▶ [Task instructions]: Identify all lines in the data containing the string "this". Copy them out.

▶ [Working data]:
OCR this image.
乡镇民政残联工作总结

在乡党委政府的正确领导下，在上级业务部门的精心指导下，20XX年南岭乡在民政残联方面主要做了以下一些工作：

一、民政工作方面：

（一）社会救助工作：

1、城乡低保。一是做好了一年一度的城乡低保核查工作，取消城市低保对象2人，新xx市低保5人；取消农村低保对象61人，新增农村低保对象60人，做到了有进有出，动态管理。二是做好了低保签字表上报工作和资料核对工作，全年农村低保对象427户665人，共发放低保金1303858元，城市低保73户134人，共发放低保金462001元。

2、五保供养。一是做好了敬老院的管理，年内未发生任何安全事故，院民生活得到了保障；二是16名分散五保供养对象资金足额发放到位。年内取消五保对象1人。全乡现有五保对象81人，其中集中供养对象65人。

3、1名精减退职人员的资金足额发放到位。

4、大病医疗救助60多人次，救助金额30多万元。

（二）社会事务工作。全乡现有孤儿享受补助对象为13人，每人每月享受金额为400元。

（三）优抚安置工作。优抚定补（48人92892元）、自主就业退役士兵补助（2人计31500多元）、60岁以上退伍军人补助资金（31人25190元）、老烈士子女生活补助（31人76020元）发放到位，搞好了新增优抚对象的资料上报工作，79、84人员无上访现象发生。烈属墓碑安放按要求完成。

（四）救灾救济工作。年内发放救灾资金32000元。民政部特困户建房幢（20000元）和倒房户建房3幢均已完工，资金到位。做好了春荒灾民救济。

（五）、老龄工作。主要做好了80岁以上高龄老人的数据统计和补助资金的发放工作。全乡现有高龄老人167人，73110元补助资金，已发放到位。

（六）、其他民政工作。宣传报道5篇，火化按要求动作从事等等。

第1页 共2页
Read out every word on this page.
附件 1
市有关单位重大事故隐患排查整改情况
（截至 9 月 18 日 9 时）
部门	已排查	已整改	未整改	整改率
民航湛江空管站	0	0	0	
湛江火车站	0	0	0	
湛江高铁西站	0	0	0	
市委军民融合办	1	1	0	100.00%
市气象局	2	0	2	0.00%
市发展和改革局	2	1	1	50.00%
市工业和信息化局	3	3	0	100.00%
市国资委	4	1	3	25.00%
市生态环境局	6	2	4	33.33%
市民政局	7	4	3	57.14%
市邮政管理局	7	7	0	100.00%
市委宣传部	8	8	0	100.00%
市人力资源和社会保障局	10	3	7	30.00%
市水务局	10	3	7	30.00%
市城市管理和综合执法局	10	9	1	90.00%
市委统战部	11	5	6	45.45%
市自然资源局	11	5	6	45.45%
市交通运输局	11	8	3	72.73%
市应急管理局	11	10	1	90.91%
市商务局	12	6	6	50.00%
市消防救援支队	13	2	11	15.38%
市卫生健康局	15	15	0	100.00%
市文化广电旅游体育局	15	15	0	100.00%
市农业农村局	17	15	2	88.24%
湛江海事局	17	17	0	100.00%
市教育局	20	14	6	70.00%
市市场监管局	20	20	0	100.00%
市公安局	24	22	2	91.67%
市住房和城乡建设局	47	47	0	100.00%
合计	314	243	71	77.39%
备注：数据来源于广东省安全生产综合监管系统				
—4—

▶ [Exercise solution]:
OCR this image.
Read out every word on this page.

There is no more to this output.